184 F2d 584 Kiel v. Transcontinental Ins Co of New York
184 F.2d 584
TRANSCONTINENTAL INS. CO. OF NEW YORK.
United States Court of Appeals Seventh Circuit.
October 12, 1950.
James P. Murphy, Ira D. Snouffer, Fort Wayne, Ind., for appellant.
Richard V. Henry, Jr., and Tom Leeming, Chicago, Ill., Richard F. Baird, Jr., and Robert Y. Keegan, Fort Wayne, Ind., for appellee.
Before KERNER, FINNEGAN, and LINDLEY, Circuit Judges.
KERNER, Circuit Judge.
Plaintiffs sued to recover money paid to satisfy a judgment because of a personal injury sustained by one Langston. The case was tried by the court without a jury. The trial judge found for defendant and rendered the judgment from which this appeal is taken.
The complaint alleged that defendant pursuant to an option in its policy to repair an insured damage employed a contractor to make the repair, and thereby it assumed the exclusive control of the repair; that it was its duty to make the repair in a reasonable time, and that defendant failed to make repair or to do anything to protect or safeguard the damaged canopy from falling, as a result of which Langston was injured.

_ _ _ _ _

Work to be completed -
Answer these questions about the court opinion:
(a) Which court decided the case?
(b) On what date was it decided?
(c) According to the complaint, what damaged structure did the defendant fail to safeguard from falling?
Please answer from the text alone.

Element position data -

_ _ _ _ _

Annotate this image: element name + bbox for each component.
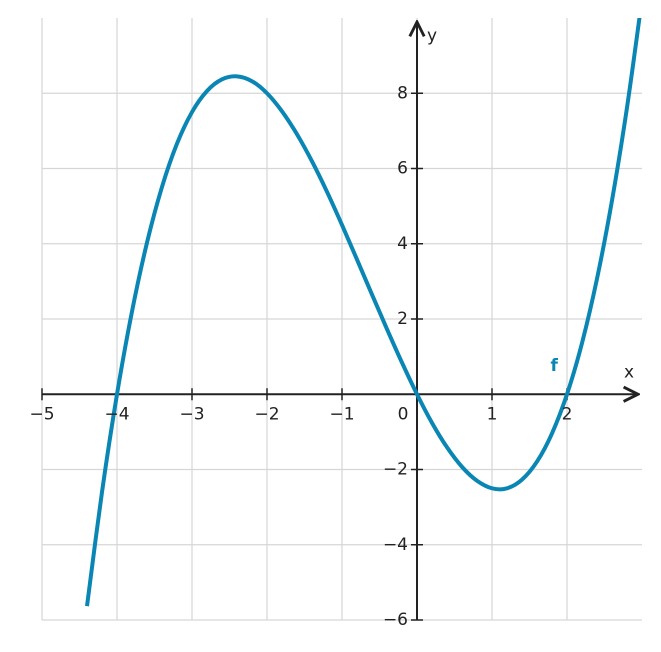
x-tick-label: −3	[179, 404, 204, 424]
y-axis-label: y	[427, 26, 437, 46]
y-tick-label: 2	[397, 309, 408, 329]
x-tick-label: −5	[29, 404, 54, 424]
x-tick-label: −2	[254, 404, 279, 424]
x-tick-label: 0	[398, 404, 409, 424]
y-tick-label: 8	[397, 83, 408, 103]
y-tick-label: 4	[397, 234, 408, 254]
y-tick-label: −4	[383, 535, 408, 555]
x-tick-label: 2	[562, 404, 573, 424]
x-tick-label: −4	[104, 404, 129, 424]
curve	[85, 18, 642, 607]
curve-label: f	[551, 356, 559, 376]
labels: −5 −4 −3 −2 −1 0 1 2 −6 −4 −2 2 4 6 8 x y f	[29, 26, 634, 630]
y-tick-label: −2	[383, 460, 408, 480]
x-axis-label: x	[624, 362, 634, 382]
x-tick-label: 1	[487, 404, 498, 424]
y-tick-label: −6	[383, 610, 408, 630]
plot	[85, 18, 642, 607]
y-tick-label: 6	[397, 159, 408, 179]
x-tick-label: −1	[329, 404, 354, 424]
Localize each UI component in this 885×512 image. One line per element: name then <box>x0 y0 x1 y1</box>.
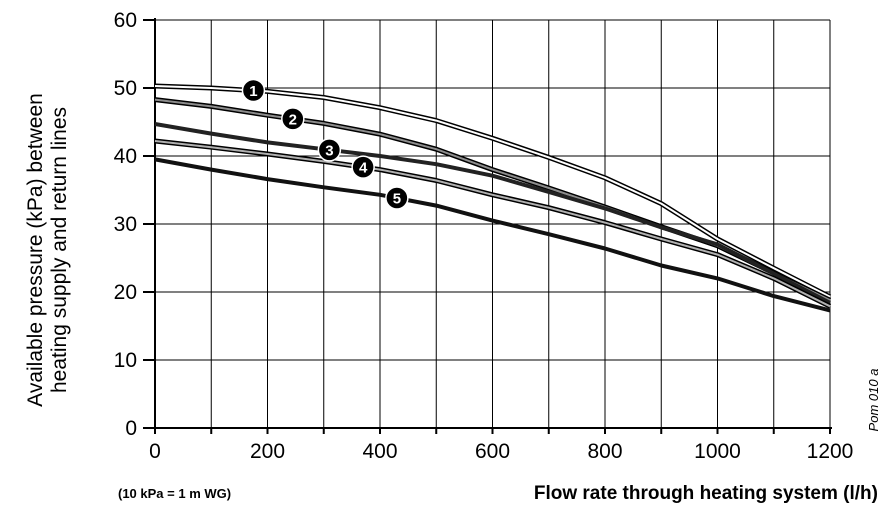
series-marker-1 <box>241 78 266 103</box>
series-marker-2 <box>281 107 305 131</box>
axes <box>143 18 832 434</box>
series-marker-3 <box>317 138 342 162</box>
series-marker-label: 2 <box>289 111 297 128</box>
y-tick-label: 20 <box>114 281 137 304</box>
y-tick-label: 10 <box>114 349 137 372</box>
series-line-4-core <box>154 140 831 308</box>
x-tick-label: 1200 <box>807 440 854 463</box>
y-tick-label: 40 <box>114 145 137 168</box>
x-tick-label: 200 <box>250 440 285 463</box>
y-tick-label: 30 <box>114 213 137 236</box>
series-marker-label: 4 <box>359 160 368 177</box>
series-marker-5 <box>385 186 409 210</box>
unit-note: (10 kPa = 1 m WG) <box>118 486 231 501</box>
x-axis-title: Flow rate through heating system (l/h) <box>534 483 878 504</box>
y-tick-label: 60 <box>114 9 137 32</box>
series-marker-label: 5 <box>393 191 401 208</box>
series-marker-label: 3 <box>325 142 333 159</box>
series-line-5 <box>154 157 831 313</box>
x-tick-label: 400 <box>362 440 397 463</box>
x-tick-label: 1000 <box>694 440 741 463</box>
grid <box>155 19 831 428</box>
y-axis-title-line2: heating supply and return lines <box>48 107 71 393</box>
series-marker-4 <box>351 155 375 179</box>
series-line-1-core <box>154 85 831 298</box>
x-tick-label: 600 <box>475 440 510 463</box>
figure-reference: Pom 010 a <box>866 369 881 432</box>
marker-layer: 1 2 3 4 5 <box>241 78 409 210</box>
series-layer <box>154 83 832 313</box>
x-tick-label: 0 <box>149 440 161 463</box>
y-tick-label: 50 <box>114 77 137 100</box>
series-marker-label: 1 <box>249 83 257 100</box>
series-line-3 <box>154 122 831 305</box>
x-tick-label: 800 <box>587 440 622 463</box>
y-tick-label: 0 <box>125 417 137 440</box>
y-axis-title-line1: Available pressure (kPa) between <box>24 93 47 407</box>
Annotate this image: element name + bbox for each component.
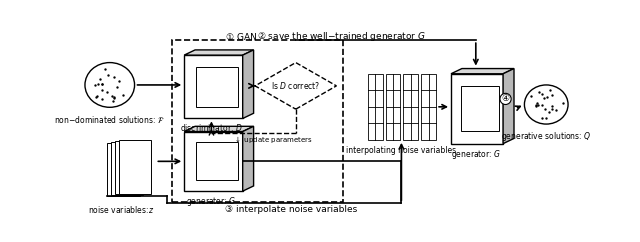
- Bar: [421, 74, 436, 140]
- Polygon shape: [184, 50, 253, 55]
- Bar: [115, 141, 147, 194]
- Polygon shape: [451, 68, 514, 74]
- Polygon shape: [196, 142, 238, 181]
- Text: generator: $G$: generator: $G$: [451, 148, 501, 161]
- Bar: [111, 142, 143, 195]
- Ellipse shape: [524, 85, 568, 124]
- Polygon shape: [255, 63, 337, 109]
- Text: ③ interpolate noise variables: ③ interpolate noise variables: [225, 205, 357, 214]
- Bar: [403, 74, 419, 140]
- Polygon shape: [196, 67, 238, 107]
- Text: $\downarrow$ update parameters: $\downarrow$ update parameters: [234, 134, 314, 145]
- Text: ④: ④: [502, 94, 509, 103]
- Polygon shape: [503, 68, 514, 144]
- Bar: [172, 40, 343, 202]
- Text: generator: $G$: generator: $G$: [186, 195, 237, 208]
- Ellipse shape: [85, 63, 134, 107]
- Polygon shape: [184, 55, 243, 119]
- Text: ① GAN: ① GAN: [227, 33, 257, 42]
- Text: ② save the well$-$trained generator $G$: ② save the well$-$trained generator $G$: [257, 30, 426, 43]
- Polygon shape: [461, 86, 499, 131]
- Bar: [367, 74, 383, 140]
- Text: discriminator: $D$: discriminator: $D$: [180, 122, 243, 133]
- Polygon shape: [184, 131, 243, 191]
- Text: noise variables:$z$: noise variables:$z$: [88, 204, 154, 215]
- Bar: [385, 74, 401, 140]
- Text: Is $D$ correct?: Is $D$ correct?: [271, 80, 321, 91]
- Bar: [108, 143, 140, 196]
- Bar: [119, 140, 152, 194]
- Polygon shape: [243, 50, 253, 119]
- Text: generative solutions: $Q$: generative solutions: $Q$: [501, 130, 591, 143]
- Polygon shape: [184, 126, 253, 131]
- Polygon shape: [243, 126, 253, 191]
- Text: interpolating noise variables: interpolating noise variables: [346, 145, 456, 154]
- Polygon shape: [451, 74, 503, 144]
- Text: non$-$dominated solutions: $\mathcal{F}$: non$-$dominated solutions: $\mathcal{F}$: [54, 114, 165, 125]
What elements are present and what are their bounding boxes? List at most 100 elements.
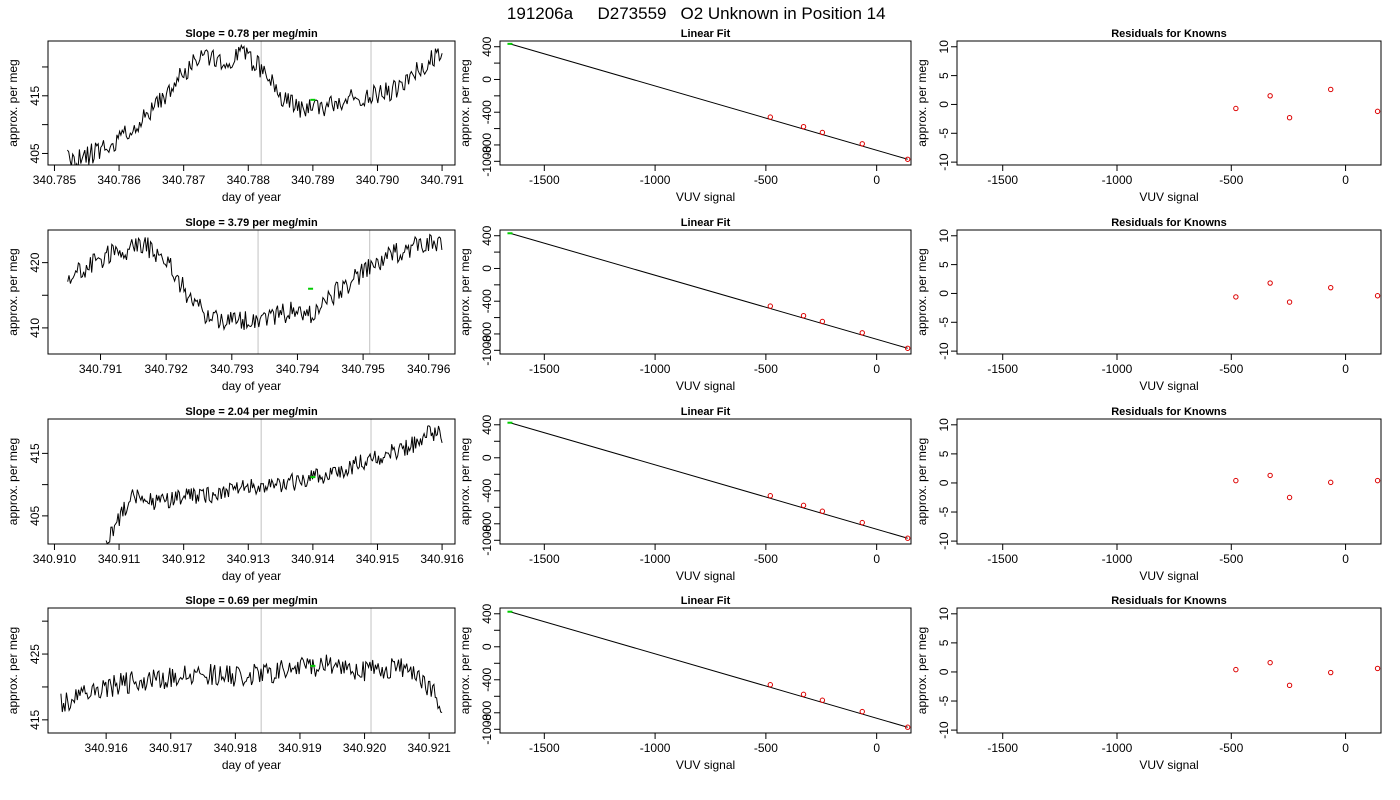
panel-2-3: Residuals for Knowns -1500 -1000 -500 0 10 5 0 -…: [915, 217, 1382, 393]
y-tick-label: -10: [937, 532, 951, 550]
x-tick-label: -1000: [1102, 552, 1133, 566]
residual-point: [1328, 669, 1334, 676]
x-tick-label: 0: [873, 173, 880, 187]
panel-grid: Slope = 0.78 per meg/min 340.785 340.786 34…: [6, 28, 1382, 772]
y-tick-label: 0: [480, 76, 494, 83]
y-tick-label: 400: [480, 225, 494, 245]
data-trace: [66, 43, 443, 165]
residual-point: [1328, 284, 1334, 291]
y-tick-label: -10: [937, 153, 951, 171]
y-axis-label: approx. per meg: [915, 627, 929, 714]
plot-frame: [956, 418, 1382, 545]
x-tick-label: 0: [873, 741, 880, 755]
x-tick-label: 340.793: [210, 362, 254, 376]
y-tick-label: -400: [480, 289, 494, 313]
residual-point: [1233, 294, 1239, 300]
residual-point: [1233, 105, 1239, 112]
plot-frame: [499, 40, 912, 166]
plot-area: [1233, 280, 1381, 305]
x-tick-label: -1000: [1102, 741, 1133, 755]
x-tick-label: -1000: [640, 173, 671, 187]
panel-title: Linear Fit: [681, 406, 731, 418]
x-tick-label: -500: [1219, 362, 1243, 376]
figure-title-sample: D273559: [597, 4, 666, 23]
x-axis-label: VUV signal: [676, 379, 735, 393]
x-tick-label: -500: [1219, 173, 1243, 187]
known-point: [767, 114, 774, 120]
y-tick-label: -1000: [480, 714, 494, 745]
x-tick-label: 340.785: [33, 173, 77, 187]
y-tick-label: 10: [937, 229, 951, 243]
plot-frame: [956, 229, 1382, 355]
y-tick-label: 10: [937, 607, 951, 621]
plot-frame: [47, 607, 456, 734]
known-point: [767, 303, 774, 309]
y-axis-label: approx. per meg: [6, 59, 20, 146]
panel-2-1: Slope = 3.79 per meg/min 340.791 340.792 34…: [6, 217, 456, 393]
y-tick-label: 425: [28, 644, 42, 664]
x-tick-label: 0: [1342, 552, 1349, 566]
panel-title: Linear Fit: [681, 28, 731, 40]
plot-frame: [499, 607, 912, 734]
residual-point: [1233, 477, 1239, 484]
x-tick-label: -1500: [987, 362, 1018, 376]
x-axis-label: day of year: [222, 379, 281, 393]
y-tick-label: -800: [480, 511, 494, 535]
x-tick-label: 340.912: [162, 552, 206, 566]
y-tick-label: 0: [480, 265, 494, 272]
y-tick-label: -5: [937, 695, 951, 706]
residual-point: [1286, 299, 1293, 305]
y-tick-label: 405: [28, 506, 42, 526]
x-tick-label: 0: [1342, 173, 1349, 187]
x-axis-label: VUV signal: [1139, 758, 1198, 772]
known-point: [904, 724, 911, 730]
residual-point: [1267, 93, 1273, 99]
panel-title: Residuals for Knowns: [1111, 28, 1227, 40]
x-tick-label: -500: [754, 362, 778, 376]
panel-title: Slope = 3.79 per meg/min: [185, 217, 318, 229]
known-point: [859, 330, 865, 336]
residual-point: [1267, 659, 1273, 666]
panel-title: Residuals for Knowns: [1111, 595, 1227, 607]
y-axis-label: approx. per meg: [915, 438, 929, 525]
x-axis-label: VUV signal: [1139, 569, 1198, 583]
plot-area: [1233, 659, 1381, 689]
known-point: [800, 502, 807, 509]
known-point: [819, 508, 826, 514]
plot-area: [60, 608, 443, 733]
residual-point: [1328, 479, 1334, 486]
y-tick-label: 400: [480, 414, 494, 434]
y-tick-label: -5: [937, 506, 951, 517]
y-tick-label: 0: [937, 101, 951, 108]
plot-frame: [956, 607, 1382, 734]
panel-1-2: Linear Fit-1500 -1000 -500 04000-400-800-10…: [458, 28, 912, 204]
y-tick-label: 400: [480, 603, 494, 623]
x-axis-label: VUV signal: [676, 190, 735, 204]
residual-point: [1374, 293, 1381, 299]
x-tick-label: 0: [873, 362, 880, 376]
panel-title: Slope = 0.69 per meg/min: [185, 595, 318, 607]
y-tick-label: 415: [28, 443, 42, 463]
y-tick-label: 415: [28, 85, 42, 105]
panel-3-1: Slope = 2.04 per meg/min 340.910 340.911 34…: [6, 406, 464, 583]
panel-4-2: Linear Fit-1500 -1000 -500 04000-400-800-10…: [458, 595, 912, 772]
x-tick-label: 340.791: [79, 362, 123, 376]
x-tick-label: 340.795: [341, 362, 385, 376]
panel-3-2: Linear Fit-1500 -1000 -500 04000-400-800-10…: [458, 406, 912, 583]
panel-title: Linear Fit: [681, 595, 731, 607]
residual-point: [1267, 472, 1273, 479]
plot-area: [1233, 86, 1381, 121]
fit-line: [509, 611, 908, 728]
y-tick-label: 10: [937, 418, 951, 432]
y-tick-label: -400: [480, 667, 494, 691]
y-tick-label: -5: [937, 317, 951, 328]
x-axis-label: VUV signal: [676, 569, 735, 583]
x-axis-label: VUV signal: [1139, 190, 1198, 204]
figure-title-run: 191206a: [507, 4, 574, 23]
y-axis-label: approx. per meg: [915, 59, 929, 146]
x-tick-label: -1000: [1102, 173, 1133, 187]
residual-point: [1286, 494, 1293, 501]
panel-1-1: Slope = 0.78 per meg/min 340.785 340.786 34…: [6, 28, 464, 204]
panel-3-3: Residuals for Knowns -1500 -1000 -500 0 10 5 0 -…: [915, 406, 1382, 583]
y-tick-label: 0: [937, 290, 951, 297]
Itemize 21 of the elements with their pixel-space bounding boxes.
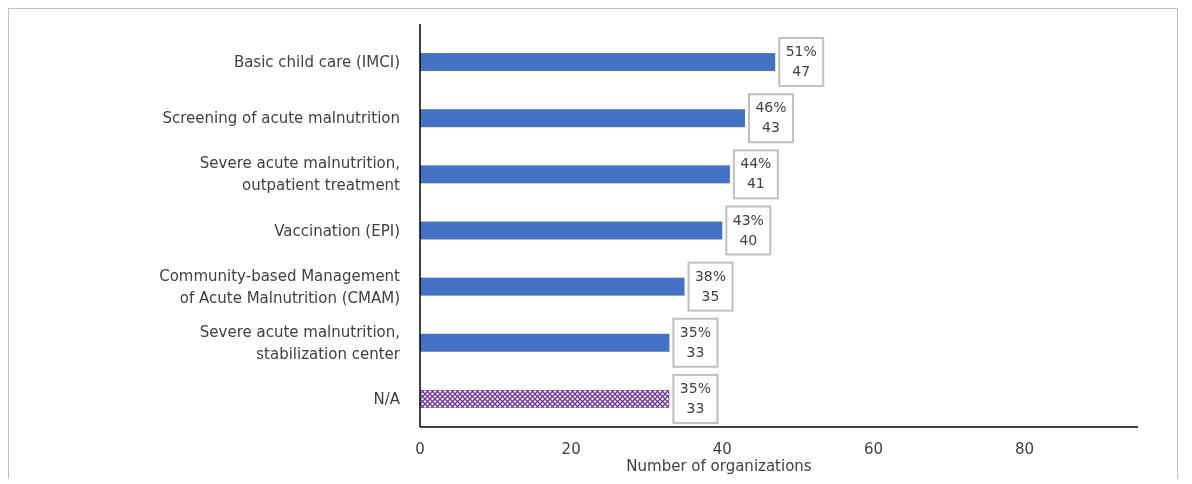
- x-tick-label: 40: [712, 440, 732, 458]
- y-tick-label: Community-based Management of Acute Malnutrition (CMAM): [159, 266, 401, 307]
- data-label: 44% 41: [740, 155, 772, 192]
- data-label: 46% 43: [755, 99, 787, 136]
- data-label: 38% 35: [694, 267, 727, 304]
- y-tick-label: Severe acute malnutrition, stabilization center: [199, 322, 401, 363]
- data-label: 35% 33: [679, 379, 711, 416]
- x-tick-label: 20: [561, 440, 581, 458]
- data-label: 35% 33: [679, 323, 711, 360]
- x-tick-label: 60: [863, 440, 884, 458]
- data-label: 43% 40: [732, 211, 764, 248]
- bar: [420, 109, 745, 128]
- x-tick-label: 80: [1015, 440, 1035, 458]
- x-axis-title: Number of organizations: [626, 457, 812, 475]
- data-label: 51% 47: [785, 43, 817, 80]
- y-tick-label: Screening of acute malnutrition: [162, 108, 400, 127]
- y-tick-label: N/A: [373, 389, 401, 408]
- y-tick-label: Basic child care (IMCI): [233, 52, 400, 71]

_ _ _ _ _

In response -
(a) The United States Court of Appeals, Seventh Circuit.
(b) October 12, 1950.
(c) The canopy.